> _Short task_:
Take the material below and retype it in full; pictures are left out.

________________________

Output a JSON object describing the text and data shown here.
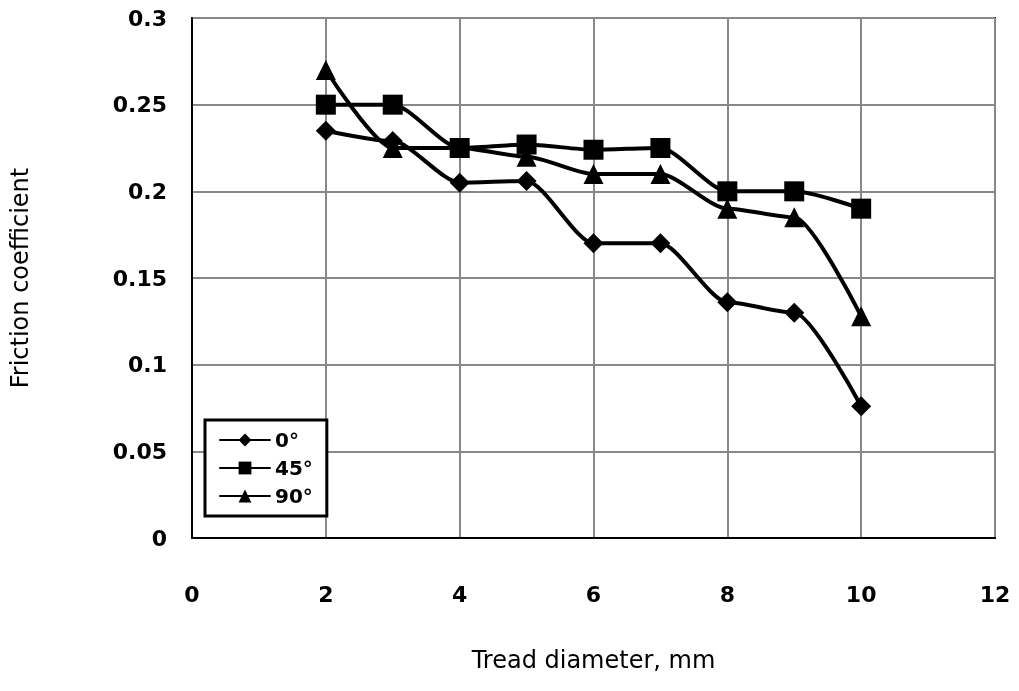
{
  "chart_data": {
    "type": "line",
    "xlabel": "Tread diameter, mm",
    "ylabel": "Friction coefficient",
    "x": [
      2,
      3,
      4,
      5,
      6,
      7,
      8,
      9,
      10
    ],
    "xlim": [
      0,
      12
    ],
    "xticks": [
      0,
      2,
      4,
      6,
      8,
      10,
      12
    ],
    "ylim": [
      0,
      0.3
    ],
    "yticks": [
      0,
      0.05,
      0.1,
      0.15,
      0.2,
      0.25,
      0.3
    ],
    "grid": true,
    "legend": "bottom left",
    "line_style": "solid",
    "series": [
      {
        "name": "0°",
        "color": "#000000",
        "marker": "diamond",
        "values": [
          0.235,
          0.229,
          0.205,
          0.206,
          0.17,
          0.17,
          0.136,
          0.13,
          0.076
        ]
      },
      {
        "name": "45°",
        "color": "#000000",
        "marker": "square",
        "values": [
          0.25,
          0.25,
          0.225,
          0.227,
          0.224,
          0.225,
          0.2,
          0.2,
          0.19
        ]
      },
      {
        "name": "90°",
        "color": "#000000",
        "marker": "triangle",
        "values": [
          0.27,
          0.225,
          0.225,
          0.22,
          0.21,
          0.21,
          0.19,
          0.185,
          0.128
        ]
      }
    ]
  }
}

________________________

> _Finished exercise_:
Output a JSON object describing the text and data shown here.
{
  "chart_data": {
    "type": "line",
    "xlabel": "Tread diameter, mm",
    "ylabel": "Friction coefficient",
    "x": [
      2,
      3,
      4,
      5,
      6,
      7,
      8,
      9,
      10
    ],
    "xlim": [
      0,
      12
    ],
    "xticks": [
      0,
      2,
      4,
      6,
      8,
      10,
      12
    ],
    "ylim": [
      0,
      0.3
    ],
    "yticks": [
      0,
      0.05,
      0.1,
      0.15,
      0.2,
      0.25,
      0.3
    ],
    "grid": true,
    "legend": "bottom left",
    "line_style": "solid",
    "series": [
      {
        "name": "0°",
        "color": "#000000",
        "marker": "diamond",
        "values": [
          0.235,
          0.229,
          0.205,
          0.206,
          0.17,
          0.17,
          0.136,
          0.13,
          0.076
        ]
      },
      {
        "name": "45°",
        "color": "#000000",
        "marker": "square",
        "values": [
          0.25,
          0.25,
          0.225,
          0.227,
          0.224,
          0.225,
          0.2,
          0.2,
          0.19
        ]
      },
      {
        "name": "90°",
        "color": "#000000",
        "marker": "triangle",
        "values": [
          0.27,
          0.225,
          0.225,
          0.22,
          0.21,
          0.21,
          0.19,
          0.185,
          0.128
        ]
      }
    ]
  }
}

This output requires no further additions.